Aim: Exactly as given, repeat all of the entries.

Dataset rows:
◇ ◇ ◇

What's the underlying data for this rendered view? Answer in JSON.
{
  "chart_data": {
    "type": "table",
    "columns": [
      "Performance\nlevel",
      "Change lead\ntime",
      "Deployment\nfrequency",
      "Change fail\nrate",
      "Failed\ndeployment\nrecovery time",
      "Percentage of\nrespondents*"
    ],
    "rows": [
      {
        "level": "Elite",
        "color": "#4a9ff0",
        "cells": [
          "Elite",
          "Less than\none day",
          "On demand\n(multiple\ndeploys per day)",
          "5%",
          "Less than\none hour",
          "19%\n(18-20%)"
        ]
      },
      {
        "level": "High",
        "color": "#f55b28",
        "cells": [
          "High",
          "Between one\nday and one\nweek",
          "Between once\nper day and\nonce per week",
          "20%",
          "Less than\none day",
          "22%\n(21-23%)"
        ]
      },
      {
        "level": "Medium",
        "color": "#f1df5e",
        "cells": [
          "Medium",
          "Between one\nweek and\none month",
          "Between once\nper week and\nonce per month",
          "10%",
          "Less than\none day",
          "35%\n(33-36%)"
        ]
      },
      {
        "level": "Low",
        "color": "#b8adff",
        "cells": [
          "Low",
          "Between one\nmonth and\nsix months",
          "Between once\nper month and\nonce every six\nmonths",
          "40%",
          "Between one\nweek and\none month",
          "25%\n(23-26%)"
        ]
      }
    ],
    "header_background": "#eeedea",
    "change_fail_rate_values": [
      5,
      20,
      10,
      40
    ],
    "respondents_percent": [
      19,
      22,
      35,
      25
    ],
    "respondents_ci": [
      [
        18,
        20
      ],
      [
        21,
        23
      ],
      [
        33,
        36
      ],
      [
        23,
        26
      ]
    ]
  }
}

◇ ◇ ◇

The response:
What's the underlying data for this rendered view? Answer in JSON.
{
  "chart_data": {
    "type": "table",
    "columns": [
      "Performance\nlevel",
      "Change lead\ntime",
      "Deployment\nfrequency",
      "Change fail\nrate",
      "Failed\ndeployment\nrecovery time",
      "Percentage of\nrespondents*"
    ],
    "rows": [
      {
        "level": "Elite",
        "color": "#4a9ff0",
        "cells": [
          "Elite",
          "Less than\none day",
          "On demand\n(multiple\ndeploys per day)",
          "5%",
          "Less than\none hour",
          "19%\n(18-20%)"
        ]
      },
      {
        "level": "High",
        "color": "#f55b28",
        "cells": [
          "High",
          "Between one\nday and one\nweek",
          "Between once\nper day and\nonce per week",
          "20%",
          "Less than\none day",
          "22%\n(21-23%)"
        ]
      },
      {
        "level": "Medium",
        "color": "#f1df5e",
        "cells": [
          "Medium",
          "Between one\nweek and\none month",
          "Between once\nper week and\nonce per month",
          "10%",
          "Less than\none day",
          "35%\n(33-36%)"
        ]
      },
      {
        "level": "Low",
        "color": "#b8adff",
        "cells": [
          "Low",
          "Between one\nmonth and\nsix months",
          "Between once\nper month and\nonce every six\nmonths",
          "40%",
          "Between one\nweek and\none month",
          "25%\n(23-26%)"
        ]
      }
    ],
    "header_background": "#eeedea",
    "change_fail_rate_values": [
      5,
      20,
      10,
      40
    ],
    "respondents_percent": [
      19,
      22,
      35,
      25
    ],
    "respondents_ci": [
      [
        18,
        20
      ],
      [
        21,
        23
      ],
      [
        33,
        36
      ],
      [
        23,
        26
      ]
    ]
  }
}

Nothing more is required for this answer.